- [WORK TO DO] For the listing below, give the count of lines containing the string "name" and nothing else.
:: STORED DATA
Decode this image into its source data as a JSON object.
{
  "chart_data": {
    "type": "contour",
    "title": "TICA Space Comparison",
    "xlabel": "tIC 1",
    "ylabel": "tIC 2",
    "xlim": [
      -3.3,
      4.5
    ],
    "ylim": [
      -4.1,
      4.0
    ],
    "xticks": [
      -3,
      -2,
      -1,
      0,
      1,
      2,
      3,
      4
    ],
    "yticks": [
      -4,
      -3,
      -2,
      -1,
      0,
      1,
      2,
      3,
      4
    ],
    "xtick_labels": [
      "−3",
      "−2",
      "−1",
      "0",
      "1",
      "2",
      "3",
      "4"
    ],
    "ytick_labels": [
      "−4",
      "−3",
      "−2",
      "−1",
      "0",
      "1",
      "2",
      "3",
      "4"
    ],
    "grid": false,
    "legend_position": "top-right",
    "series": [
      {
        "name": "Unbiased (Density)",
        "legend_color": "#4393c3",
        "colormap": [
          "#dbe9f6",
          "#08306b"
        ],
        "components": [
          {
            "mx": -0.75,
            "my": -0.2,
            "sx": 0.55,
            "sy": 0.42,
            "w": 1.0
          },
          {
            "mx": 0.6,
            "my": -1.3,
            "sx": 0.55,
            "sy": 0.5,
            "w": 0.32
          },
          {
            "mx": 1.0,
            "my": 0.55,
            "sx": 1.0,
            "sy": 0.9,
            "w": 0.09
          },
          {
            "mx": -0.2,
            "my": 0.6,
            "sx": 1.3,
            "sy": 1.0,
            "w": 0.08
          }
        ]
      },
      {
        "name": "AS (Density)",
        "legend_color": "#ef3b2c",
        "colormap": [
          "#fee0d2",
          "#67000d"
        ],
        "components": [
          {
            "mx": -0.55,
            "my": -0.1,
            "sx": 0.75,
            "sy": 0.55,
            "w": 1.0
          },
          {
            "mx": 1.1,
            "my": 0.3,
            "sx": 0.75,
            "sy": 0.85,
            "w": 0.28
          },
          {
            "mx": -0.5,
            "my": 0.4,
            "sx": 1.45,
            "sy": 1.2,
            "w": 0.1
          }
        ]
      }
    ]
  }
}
::::
:: STORED DATA
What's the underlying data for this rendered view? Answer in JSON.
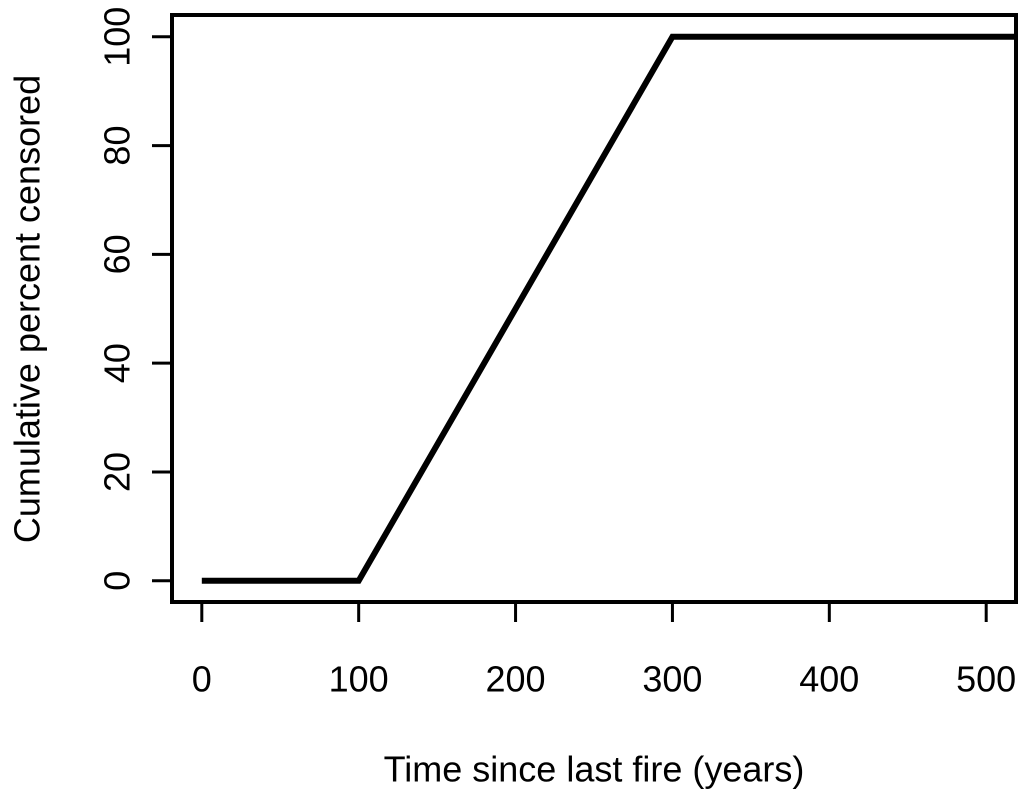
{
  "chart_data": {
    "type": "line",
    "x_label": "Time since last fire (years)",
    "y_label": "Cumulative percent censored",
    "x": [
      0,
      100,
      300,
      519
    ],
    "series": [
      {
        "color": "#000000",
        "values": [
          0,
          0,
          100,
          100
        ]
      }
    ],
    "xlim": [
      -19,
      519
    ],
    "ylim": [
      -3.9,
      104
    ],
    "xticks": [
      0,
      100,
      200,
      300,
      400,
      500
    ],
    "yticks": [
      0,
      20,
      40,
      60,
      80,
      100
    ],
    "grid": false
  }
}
::::
- [WRITTEN ANSWER] 2